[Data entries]

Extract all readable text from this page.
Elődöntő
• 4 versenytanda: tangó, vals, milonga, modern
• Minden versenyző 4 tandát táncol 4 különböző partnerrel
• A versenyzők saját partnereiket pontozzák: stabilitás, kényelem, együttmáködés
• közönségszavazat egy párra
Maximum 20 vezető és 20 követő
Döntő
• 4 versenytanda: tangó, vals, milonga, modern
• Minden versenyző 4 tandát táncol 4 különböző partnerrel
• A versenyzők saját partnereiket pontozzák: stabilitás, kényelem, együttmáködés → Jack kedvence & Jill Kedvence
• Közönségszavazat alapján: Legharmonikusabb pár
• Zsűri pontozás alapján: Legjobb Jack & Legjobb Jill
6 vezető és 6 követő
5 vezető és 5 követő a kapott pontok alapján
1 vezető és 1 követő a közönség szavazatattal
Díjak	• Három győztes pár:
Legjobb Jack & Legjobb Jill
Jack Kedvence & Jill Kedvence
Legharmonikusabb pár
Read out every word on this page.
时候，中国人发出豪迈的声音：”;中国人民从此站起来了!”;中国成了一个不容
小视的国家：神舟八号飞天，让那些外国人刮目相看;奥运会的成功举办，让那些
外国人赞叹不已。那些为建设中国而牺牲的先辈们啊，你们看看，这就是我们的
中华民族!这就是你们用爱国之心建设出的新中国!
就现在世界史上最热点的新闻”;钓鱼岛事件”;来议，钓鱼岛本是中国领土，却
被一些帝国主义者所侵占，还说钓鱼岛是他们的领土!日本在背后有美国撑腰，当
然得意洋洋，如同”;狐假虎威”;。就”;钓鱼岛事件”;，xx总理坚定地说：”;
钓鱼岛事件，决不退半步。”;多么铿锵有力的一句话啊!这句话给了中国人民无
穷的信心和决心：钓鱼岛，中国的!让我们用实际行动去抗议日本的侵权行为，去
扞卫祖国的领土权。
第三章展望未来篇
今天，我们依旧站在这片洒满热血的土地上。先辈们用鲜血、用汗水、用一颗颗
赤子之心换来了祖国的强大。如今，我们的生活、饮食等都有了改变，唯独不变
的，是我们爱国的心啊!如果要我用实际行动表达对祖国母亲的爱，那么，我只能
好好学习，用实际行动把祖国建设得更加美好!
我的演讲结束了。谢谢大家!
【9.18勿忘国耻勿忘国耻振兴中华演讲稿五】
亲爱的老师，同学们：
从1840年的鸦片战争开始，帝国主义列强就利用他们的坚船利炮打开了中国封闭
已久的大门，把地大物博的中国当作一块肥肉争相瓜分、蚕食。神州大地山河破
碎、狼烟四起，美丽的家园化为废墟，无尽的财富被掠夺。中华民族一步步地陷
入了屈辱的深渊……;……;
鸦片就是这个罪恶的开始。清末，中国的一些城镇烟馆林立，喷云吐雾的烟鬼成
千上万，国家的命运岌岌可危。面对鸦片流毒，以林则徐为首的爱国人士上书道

> **Direction**
Retype the records above exactly.

> **Problem solution**
Extract all readable text from this page.
Elődöntő
• 4 versenytanda: tangó, vals, milonga, modern
• Minden versenyző 4 tandát táncol 4 különböző partnerrel
• A versenyzők saját partnereiket pontozzák: stabilitás, kényelem, együttmáködés
• közönségszavazat egy párra
Maximum 20 vezető és 20 követő
Döntő
• 4 versenytanda: tangó, vals, milonga, modern
• Minden versenyző 4 tandát táncol 4 különböző partnerrel
• A versenyzők saját partnereiket pontozzák: stabilitás, kényelem, együttmáködés → Jack kedvence & Jill Kedvence
• Közönségszavazat alapján: Legharmonikusabb pár
• Zsűri pontozás alapján: Legjobb Jack & Legjobb Jill
6 vezető és 6 követő
5 vezető és 5 követő a kapott pontok alapján
1 vezető és 1 követő a közönség szavazatattal
Díjak	• Három győztes pár:
Legjobb Jack & Legjobb Jill
Jack Kedvence & Jill Kedvence
Legharmonikusabb pár
Read out every word on this page.
时候，中国人发出豪迈的声音：”;中国人民从此站起来了!”;中国成了一个不容
小视的国家：神舟八号飞天，让那些外国人刮目相看;奥运会的成功举办，让那些
外国人赞叹不已。那些为建设中国而牺牲的先辈们啊，你们看看，这就是我们的
中华民族!这就是你们用爱国之心建设出的新中国!
就现在世界史上最热点的新闻”;钓鱼岛事件”;来议，钓鱼岛本是中国领土，却
被一些帝国主义者所侵占，还说钓鱼岛是他们的领土!日本在背后有美国撑腰，当
然得意洋洋，如同”;狐假虎威”;。就”;钓鱼岛事件”;，xx总理坚定地说：”;
钓鱼岛事件，决不退半步。”;多么铿锵有力的一句话啊!这句话给了中国人民无
穷的信心和决心：钓鱼岛，中国的!让我们用实际行动去抗议日本的侵权行为，去
扞卫祖国的领土权。
第三章展望未来篇
今天，我们依旧站在这片洒满热血的土地上。先辈们用鲜血、用汗水、用一颗颗
赤子之心换来了祖国的强大。如今，我们的生活、饮食等都有了改变，唯独不变
的，是我们爱国的心啊!如果要我用实际行动表达对祖国母亲的爱，那么，我只能
好好学习，用实际行动把祖国建设得更加美好!
我的演讲结束了。谢谢大家!
【9.18勿忘国耻勿忘国耻振兴中华演讲稿五】
亲爱的老师，同学们：
从1840年的鸦片战争开始，帝国主义列强就利用他们的坚船利炮打开了中国封闭
已久的大门，把地大物博的中国当作一块肥肉争相瓜分、蚕食。神州大地山河破
碎、狼烟四起，美丽的家园化为废墟，无尽的财富被掠夺。中华民族一步步地陷
入了屈辱的深渊……;……;
鸦片就是这个罪恶的开始。清末，中国的一些城镇烟馆林立，喷云吐雾的烟鬼成
千上万，国家的命运岌岌可危。面对鸦片流毒，以林则徐为首的爱国人士上书道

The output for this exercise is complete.